* **Entries from a dataset**
◆ ◆ ◆ ◆ ◆ ◆ ◆

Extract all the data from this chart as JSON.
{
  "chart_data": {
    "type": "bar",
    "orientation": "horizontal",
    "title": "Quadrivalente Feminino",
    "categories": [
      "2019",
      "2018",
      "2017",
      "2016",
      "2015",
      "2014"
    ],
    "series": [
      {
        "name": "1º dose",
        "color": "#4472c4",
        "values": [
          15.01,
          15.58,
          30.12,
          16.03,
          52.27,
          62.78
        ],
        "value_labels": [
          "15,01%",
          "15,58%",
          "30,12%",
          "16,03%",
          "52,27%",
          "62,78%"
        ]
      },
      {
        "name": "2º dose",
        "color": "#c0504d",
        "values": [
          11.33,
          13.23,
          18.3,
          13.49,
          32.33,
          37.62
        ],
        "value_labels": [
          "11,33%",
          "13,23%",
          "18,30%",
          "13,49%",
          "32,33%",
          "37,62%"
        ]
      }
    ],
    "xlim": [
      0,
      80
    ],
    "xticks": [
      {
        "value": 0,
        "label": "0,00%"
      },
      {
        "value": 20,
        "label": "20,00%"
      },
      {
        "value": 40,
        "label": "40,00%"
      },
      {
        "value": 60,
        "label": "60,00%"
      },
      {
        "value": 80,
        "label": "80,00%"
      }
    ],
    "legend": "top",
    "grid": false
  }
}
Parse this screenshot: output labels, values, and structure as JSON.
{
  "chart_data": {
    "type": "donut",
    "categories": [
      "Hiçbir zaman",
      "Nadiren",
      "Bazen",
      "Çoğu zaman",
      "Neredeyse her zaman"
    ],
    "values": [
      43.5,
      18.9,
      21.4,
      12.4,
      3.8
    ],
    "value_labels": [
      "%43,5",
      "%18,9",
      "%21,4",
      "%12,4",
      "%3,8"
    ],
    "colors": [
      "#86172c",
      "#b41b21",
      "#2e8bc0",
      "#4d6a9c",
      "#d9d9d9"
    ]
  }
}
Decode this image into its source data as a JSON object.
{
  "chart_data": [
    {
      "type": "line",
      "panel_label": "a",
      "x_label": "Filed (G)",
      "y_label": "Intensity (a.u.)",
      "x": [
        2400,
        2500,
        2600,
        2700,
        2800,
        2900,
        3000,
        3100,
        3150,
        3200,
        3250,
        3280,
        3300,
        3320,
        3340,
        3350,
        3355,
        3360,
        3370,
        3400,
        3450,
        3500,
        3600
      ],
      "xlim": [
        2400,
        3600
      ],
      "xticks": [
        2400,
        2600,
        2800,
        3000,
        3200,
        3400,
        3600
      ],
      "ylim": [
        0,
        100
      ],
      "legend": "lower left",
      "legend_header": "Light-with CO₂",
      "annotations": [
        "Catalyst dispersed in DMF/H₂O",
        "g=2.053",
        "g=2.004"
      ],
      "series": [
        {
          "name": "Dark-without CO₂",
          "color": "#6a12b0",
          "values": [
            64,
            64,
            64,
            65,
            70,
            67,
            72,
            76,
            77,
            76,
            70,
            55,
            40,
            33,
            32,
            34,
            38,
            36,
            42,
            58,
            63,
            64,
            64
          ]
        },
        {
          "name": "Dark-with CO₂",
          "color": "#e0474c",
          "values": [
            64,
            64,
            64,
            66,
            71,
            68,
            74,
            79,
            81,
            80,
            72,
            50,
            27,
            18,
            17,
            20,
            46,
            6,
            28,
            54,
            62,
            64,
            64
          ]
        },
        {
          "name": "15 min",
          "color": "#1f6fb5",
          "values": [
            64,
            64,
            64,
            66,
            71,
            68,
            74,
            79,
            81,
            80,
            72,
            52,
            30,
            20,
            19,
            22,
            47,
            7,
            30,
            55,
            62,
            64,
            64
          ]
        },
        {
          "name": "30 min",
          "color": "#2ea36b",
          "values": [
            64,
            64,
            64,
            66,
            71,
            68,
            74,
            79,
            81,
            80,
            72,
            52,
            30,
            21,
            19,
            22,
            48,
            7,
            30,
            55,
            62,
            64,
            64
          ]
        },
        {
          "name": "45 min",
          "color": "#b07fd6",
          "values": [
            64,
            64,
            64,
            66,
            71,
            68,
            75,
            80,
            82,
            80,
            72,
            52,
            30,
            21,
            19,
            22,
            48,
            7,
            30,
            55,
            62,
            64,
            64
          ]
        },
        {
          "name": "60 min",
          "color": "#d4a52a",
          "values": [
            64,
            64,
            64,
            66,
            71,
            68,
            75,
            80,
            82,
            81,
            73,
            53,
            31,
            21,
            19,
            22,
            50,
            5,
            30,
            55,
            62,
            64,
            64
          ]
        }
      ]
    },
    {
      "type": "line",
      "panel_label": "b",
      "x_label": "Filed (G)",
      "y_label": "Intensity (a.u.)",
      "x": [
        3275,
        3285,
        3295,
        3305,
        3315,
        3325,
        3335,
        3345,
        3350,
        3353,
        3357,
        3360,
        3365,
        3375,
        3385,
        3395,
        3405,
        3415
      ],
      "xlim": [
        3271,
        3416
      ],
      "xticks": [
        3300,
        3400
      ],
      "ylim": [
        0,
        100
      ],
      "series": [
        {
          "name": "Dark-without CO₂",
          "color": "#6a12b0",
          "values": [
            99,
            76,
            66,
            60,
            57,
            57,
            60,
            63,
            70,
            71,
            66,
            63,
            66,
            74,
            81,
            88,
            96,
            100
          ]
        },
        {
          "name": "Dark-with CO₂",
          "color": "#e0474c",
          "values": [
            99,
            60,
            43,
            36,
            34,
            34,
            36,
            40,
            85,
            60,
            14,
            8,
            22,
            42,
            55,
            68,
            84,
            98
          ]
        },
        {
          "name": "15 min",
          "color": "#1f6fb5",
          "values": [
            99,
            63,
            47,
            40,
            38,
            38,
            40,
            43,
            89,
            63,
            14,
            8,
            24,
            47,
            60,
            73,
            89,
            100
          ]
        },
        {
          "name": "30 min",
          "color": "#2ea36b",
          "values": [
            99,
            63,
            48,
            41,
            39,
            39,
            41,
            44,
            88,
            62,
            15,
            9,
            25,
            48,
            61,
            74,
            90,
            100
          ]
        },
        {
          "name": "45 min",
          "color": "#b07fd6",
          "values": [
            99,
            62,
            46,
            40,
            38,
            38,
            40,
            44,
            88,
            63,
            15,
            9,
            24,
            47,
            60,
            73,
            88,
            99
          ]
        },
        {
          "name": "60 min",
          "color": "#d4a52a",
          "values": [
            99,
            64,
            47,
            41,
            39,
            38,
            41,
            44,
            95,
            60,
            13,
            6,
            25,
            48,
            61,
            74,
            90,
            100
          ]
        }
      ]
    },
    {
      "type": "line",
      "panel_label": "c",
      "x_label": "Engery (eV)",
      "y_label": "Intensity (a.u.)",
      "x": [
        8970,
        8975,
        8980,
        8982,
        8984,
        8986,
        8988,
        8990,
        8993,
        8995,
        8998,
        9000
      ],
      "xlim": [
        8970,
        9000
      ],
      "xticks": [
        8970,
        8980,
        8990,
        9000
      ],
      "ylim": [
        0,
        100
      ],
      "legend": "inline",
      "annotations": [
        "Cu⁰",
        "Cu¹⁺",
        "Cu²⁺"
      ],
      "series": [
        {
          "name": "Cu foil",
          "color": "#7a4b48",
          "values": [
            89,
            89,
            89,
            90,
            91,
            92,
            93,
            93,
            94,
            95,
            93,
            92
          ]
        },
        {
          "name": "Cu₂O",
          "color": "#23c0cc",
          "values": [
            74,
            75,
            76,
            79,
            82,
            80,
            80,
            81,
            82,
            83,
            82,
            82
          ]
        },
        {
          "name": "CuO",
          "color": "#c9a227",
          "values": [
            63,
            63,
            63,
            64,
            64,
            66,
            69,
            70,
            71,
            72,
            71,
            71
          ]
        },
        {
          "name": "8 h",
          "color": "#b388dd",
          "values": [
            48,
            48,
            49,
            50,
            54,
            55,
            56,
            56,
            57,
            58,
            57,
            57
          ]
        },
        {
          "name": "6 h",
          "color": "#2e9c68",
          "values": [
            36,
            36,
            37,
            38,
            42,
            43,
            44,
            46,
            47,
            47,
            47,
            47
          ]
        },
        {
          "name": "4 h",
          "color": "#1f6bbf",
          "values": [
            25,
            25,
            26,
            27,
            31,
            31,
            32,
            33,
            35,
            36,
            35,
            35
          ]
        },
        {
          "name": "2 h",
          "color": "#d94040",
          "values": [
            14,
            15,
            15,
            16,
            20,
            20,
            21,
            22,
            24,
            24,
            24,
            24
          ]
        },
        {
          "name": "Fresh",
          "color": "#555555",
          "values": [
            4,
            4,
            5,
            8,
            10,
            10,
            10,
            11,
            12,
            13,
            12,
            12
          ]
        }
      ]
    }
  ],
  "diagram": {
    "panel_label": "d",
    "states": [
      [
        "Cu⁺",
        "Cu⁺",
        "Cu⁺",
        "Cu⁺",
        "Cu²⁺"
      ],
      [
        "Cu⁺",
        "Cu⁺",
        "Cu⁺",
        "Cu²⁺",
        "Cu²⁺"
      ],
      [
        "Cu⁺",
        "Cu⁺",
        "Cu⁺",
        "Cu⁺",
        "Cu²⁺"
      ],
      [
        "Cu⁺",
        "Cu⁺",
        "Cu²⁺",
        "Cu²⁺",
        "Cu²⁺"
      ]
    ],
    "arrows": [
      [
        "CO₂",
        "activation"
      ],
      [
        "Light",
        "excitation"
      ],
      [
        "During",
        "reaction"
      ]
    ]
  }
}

◆ ◆ ◆ ◆ ◆ ◆ ◆

Working from the listing above, pick out every line that has "JSON" and copy it.

* **Solution for this exercise**
Extract all the data from this chart as JSON.
Parse this screenshot: output labels, values, and structure as JSON.
Decode this image into its source data as a JSON object.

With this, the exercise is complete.